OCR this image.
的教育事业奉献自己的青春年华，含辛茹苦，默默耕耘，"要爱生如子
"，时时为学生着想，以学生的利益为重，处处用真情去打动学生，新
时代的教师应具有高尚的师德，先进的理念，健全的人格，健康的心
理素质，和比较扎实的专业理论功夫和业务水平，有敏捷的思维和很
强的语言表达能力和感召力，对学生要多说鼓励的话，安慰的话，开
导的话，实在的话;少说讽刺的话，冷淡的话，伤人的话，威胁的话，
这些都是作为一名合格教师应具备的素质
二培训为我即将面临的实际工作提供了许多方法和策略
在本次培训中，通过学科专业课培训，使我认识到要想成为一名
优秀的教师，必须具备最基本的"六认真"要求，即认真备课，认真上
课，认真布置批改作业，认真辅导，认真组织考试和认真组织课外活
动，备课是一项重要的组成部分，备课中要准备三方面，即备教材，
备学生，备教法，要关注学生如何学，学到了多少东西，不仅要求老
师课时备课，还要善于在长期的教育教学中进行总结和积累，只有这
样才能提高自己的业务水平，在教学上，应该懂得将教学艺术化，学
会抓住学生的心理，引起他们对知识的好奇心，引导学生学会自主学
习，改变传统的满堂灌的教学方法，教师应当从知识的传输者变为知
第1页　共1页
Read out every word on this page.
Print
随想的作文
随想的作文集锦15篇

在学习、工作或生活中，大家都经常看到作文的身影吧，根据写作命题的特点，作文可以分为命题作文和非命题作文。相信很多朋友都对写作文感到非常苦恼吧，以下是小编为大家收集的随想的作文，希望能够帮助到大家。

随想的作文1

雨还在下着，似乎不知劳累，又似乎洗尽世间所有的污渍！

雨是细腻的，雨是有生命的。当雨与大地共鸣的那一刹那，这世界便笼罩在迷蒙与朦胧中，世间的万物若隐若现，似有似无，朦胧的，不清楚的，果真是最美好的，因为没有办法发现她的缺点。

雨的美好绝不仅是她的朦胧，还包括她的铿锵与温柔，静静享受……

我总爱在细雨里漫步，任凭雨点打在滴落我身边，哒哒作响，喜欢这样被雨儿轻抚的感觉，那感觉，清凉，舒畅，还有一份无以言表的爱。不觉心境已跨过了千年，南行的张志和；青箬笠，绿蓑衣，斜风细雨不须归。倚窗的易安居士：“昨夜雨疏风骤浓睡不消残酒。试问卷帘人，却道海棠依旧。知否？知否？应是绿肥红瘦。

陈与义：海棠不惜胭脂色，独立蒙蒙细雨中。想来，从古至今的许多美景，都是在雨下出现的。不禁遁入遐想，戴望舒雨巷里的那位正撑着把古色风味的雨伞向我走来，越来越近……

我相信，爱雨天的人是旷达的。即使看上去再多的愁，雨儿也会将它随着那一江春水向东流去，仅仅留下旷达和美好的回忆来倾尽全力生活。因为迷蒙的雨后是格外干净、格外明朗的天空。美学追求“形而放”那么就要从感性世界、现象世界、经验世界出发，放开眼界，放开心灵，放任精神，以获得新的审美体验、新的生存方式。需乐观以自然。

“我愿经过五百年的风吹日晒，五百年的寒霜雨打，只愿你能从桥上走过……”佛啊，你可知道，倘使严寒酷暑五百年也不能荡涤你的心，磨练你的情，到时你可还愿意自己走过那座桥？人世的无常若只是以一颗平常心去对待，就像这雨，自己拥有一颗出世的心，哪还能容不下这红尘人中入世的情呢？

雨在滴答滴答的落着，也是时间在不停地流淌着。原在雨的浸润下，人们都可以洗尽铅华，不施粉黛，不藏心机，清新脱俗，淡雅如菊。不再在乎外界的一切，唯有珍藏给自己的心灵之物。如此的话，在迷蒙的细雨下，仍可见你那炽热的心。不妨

-*-

• **Exercise task**: Take every line from the records above that has the word "this" and copy it.

• **Worked answer**:
OCR this image.
Read out every word on this page.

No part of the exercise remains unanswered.